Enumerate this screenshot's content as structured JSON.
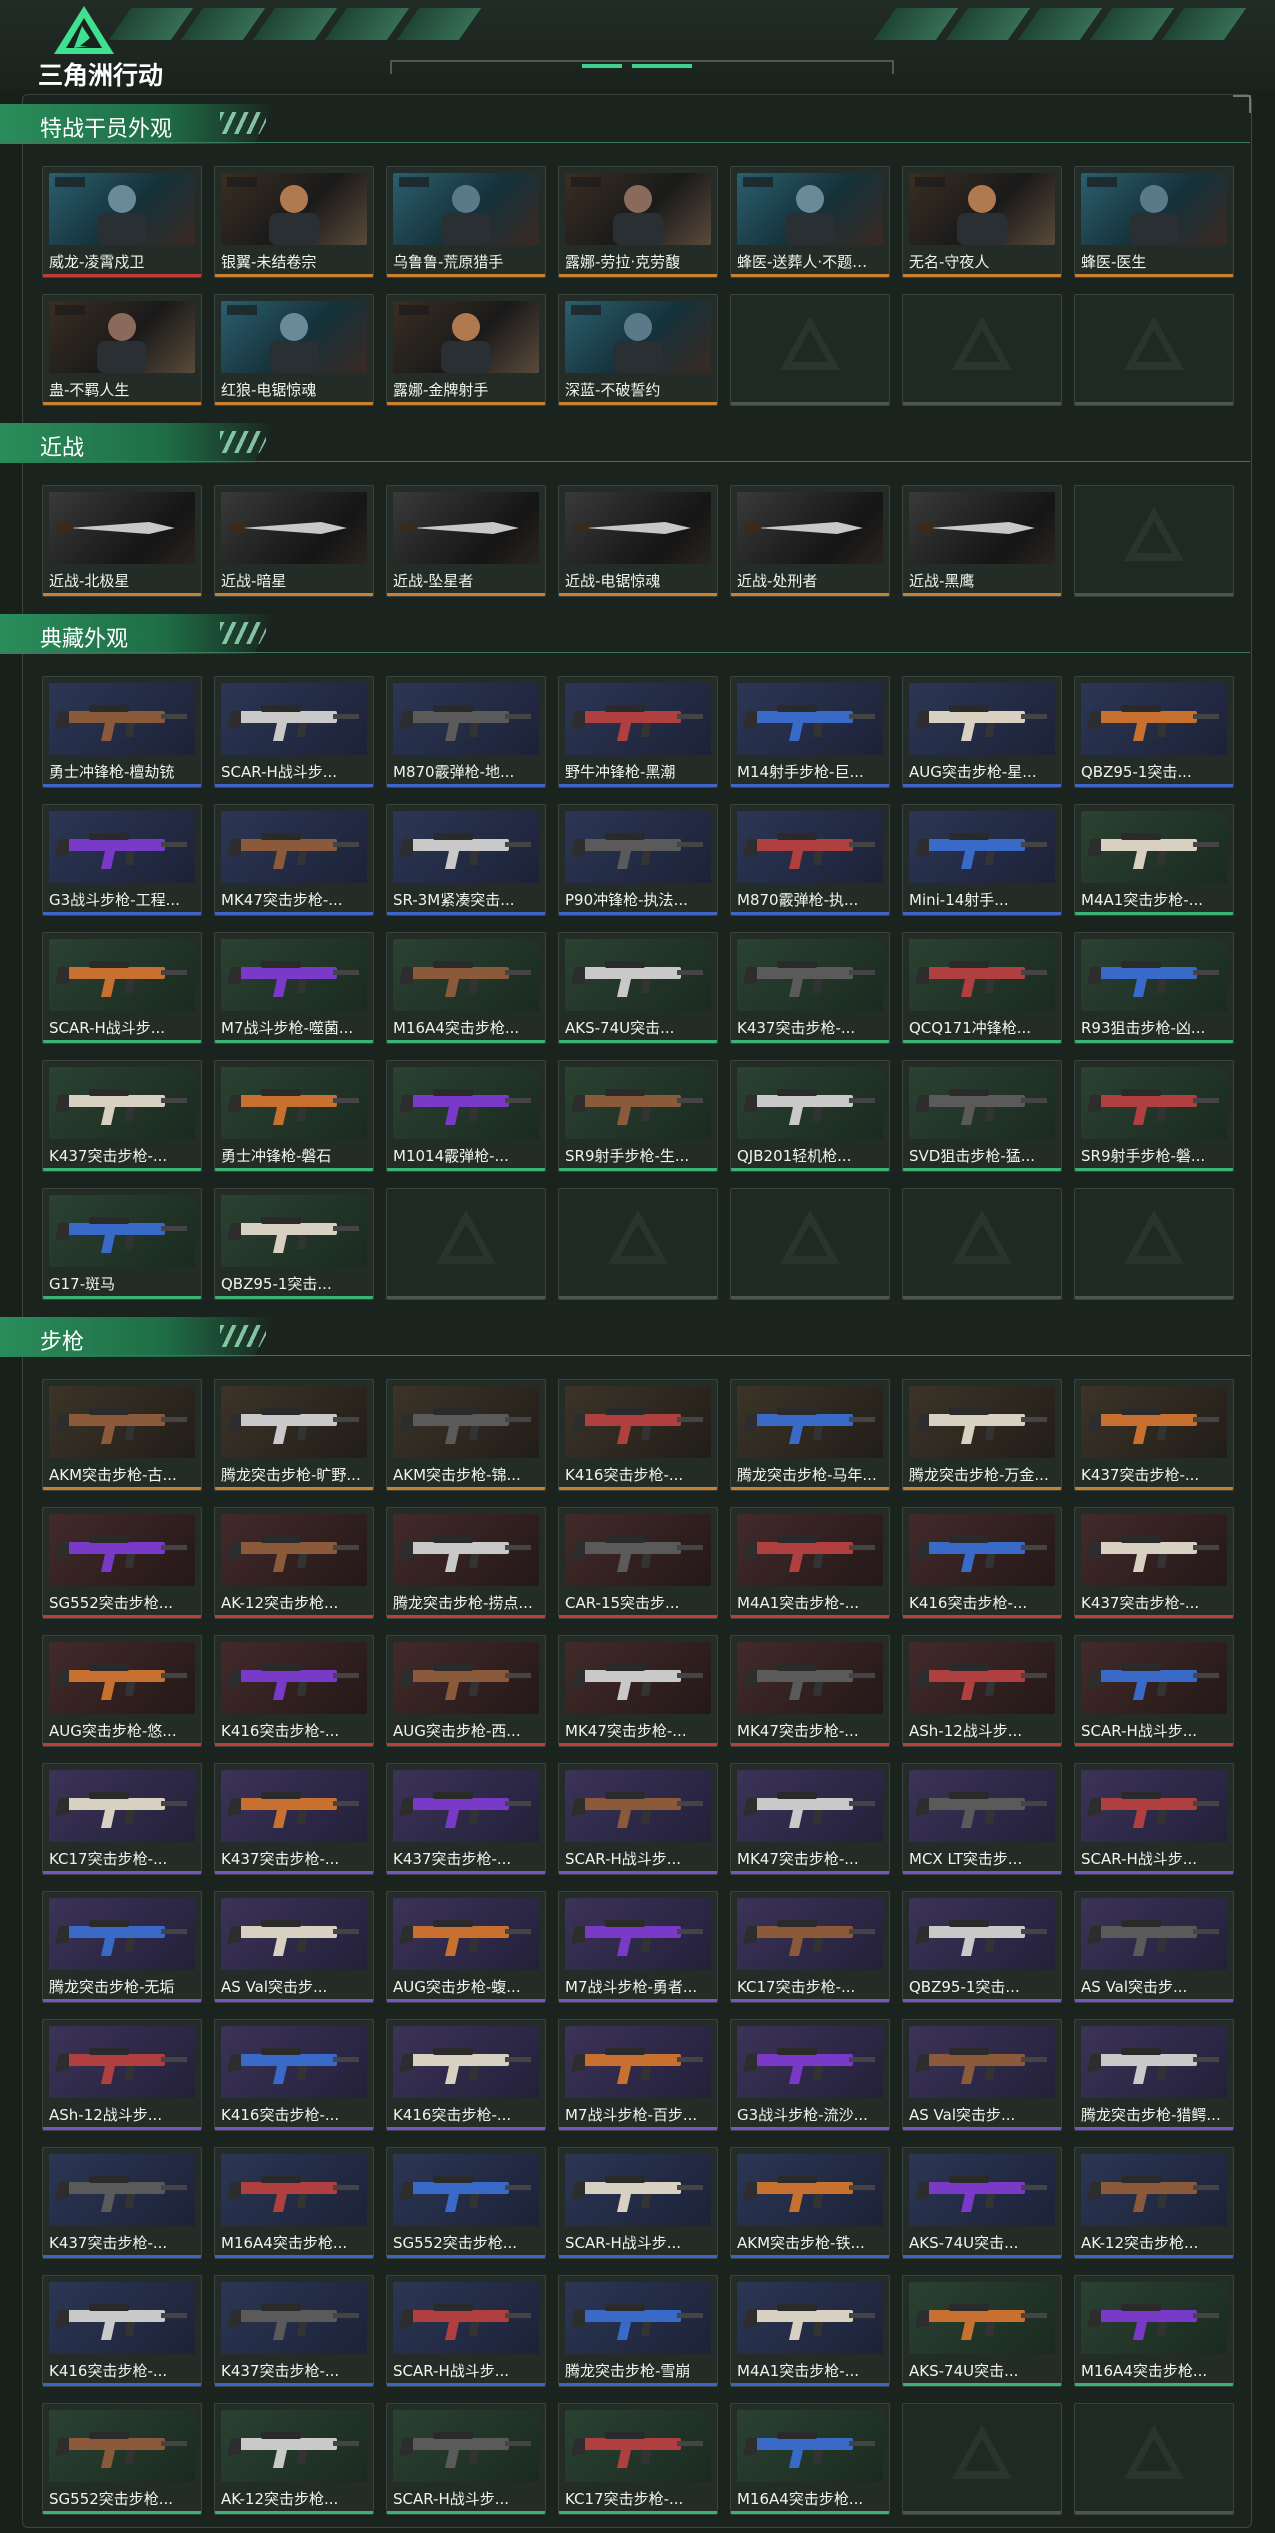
{
  "app": {
    "logo_text": "三角洲行动"
  },
  "sections": [
    {
      "id": "operator",
      "title": "特战干员外观",
      "items": [
        {
          "label": "威龙-凌霄戍卫",
          "rarity": "red"
        },
        {
          "label": "银翼-未结卷宗",
          "rarity": "gold"
        },
        {
          "label": "乌鲁鲁-荒原猎手",
          "rarity": "gold"
        },
        {
          "label": "露娜-劳拉·克劳馥",
          "rarity": "gold"
        },
        {
          "label": "蜂医-送葬人·不题…",
          "rarity": "gold"
        },
        {
          "label": "无名-守夜人",
          "rarity": "gold"
        },
        {
          "label": "蜂医-医生",
          "rarity": "gold"
        },
        {
          "label": "蛊-不羁人生",
          "rarity": "gold"
        },
        {
          "label": "红狼-电锯惊魂",
          "rarity": "gold"
        },
        {
          "label": "露娜-金牌射手",
          "rarity": "gold"
        },
        {
          "label": "深蓝-不破誓约",
          "rarity": "gold"
        }
      ],
      "empty_slots": 3
    },
    {
      "id": "melee",
      "title": "近战",
      "items": [
        {
          "label": "近战-北极星",
          "rarity": "gold"
        },
        {
          "label": "近战-暗星",
          "rarity": "gold"
        },
        {
          "label": "近战-坠星者",
          "rarity": "gold"
        },
        {
          "label": "近战-电锯惊魂",
          "rarity": "gold"
        },
        {
          "label": "近战-处刑者",
          "rarity": "gold"
        },
        {
          "label": "近战-黑鹰",
          "rarity": "gold"
        }
      ],
      "empty_slots": 1
    },
    {
      "id": "collection",
      "title": "典藏外观",
      "items": [
        {
          "label": "勇士冲锋枪-檀劫铳",
          "rarity": "blue"
        },
        {
          "label": "SCAR-H战斗步...",
          "rarity": "blue"
        },
        {
          "label": "M870霰弹枪-地...",
          "rarity": "blue"
        },
        {
          "label": "野牛冲锋枪-黑潮",
          "rarity": "blue"
        },
        {
          "label": "M14射手步枪-巨...",
          "rarity": "blue"
        },
        {
          "label": "AUG突击步枪-星...",
          "rarity": "blue"
        },
        {
          "label": "QBZ95-1突击...",
          "rarity": "blue"
        },
        {
          "label": "G3战斗步枪-工程...",
          "rarity": "blue"
        },
        {
          "label": "MK47突击步枪-...",
          "rarity": "blue"
        },
        {
          "label": "SR-3M紧凑突击...",
          "rarity": "blue"
        },
        {
          "label": "P90冲锋枪-执法...",
          "rarity": "blue"
        },
        {
          "label": "M870霰弹枪-执...",
          "rarity": "blue"
        },
        {
          "label": "Mini-14射手...",
          "rarity": "blue"
        },
        {
          "label": "M4A1突击步枪-...",
          "rarity": "green"
        },
        {
          "label": "SCAR-H战斗步...",
          "rarity": "green"
        },
        {
          "label": "M7战斗步枪-噬菌...",
          "rarity": "green"
        },
        {
          "label": "M16A4突击步枪...",
          "rarity": "green"
        },
        {
          "label": "AKS-74U突击...",
          "rarity": "green"
        },
        {
          "label": "K437突击步枪-...",
          "rarity": "green"
        },
        {
          "label": "QCQ171冲锋枪...",
          "rarity": "green"
        },
        {
          "label": "R93狙击步枪-凶...",
          "rarity": "green"
        },
        {
          "label": "K437突击步枪-...",
          "rarity": "green"
        },
        {
          "label": "勇士冲锋枪-磐石",
          "rarity": "green"
        },
        {
          "label": "M1014霰弹枪-...",
          "rarity": "green"
        },
        {
          "label": "SR9射手步枪-生...",
          "rarity": "green"
        },
        {
          "label": "QJB201轻机枪...",
          "rarity": "green"
        },
        {
          "label": "SVD狙击步枪-猛...",
          "rarity": "green"
        },
        {
          "label": "SR9射手步枪-磐...",
          "rarity": "green"
        },
        {
          "label": "G17-斑马",
          "rarity": "green"
        },
        {
          "label": "QBZ95-1突击...",
          "rarity": "green"
        }
      ],
      "empty_slots": 5
    },
    {
      "id": "rifle",
      "title": "步枪",
      "items": [
        {
          "label": "AKM突击步枪-古...",
          "rarity": "gold"
        },
        {
          "label": "腾龙突击步枪-旷野...",
          "rarity": "gold"
        },
        {
          "label": "AKM突击步枪-锦...",
          "rarity": "gold"
        },
        {
          "label": "K416突击步枪-...",
          "rarity": "gold"
        },
        {
          "label": "腾龙突击步枪-马年...",
          "rarity": "gold"
        },
        {
          "label": "腾龙突击步枪-万金...",
          "rarity": "gold"
        },
        {
          "label": "K437突击步枪-...",
          "rarity": "gold"
        },
        {
          "label": "SG552突击步枪...",
          "rarity": "red"
        },
        {
          "label": "AK-12突击步枪...",
          "rarity": "red"
        },
        {
          "label": "腾龙突击步枪-捞点...",
          "rarity": "red"
        },
        {
          "label": "CAR-15突击步...",
          "rarity": "red"
        },
        {
          "label": "M4A1突击步枪-...",
          "rarity": "red"
        },
        {
          "label": "K416突击步枪-...",
          "rarity": "red"
        },
        {
          "label": "K437突击步枪-...",
          "rarity": "red"
        },
        {
          "label": "AUG突击步枪-悠...",
          "rarity": "red"
        },
        {
          "label": "K416突击步枪-...",
          "rarity": "red"
        },
        {
          "label": "AUG突击步枪-西...",
          "rarity": "red"
        },
        {
          "label": "MK47突击步枪-...",
          "rarity": "red"
        },
        {
          "label": "MK47突击步枪-...",
          "rarity": "red"
        },
        {
          "label": "ASh-12战斗步...",
          "rarity": "red"
        },
        {
          "label": "SCAR-H战斗步...",
          "rarity": "red"
        },
        {
          "label": "KC17突击步枪-...",
          "rarity": "purple"
        },
        {
          "label": "K437突击步枪-...",
          "rarity": "purple"
        },
        {
          "label": "K437突击步枪-...",
          "rarity": "purple"
        },
        {
          "label": "SCAR-H战斗步...",
          "rarity": "purple"
        },
        {
          "label": "MK47突击步枪-...",
          "rarity": "purple"
        },
        {
          "label": "MCX LT突击步...",
          "rarity": "purple"
        },
        {
          "label": "SCAR-H战斗步...",
          "rarity": "purple"
        },
        {
          "label": "腾龙突击步枪-无垢",
          "rarity": "purple"
        },
        {
          "label": "AS Val突击步...",
          "rarity": "purple"
        },
        {
          "label": "AUG突击步枪-蝮...",
          "rarity": "purple"
        },
        {
          "label": "M7战斗步枪-勇者...",
          "rarity": "purple"
        },
        {
          "label": "KC17突击步枪-...",
          "rarity": "purple"
        },
        {
          "label": "QBZ95-1突击...",
          "rarity": "purple"
        },
        {
          "label": "AS Val突击步...",
          "rarity": "purple"
        },
        {
          "label": "ASh-12战斗步...",
          "rarity": "purple"
        },
        {
          "label": "K416突击步枪-...",
          "rarity": "purple"
        },
        {
          "label": "K416突击步枪-...",
          "rarity": "purple"
        },
        {
          "label": "M7战斗步枪-百步...",
          "rarity": "purple"
        },
        {
          "label": "G3战斗步枪-流沙...",
          "rarity": "purple"
        },
        {
          "label": "AS Val突击步...",
          "rarity": "purple"
        },
        {
          "label": "腾龙突击步枪-猎鳄...",
          "rarity": "purple"
        },
        {
          "label": "K437突击步枪-...",
          "rarity": "blue"
        },
        {
          "label": "M16A4突击步枪...",
          "rarity": "blue"
        },
        {
          "label": "SG552突击步枪...",
          "rarity": "blue"
        },
        {
          "label": "SCAR-H战斗步...",
          "rarity": "blue"
        },
        {
          "label": "AKM突击步枪-铁...",
          "rarity": "blue"
        },
        {
          "label": "AKS-74U突击...",
          "rarity": "blue"
        },
        {
          "label": "AK-12突击步枪...",
          "rarity": "blue"
        },
        {
          "label": "K416突击步枪-...",
          "rarity": "blue"
        },
        {
          "label": "K437突击步枪-...",
          "rarity": "blue"
        },
        {
          "label": "SCAR-H战斗步...",
          "rarity": "blue"
        },
        {
          "label": "腾龙突击步枪-雪崩",
          "rarity": "blue"
        },
        {
          "label": "M4A1突击步枪-...",
          "rarity": "blue"
        },
        {
          "label": "AKS-74U突击...",
          "rarity": "green"
        },
        {
          "label": "M16A4突击步枪...",
          "rarity": "green"
        },
        {
          "label": "SG552突击步枪...",
          "rarity": "green"
        },
        {
          "label": "AK-12突击步枪...",
          "rarity": "green"
        },
        {
          "label": "SCAR-H战斗步...",
          "rarity": "green"
        },
        {
          "label": "KC17突击步枪-...",
          "rarity": "green"
        },
        {
          "label": "M16A4突击步枪...",
          "rarity": "green"
        }
      ],
      "empty_slots": 2
    }
  ]
}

· · ·

Identify the lines of the data that contain the word "AKM突击步枪". Copy each of them.

> **The completed task**
          "label": "AKM突击步枪-古...",
          "label": "AKM突击步枪-锦...",
          "label": "AKM突击步枪-铁...",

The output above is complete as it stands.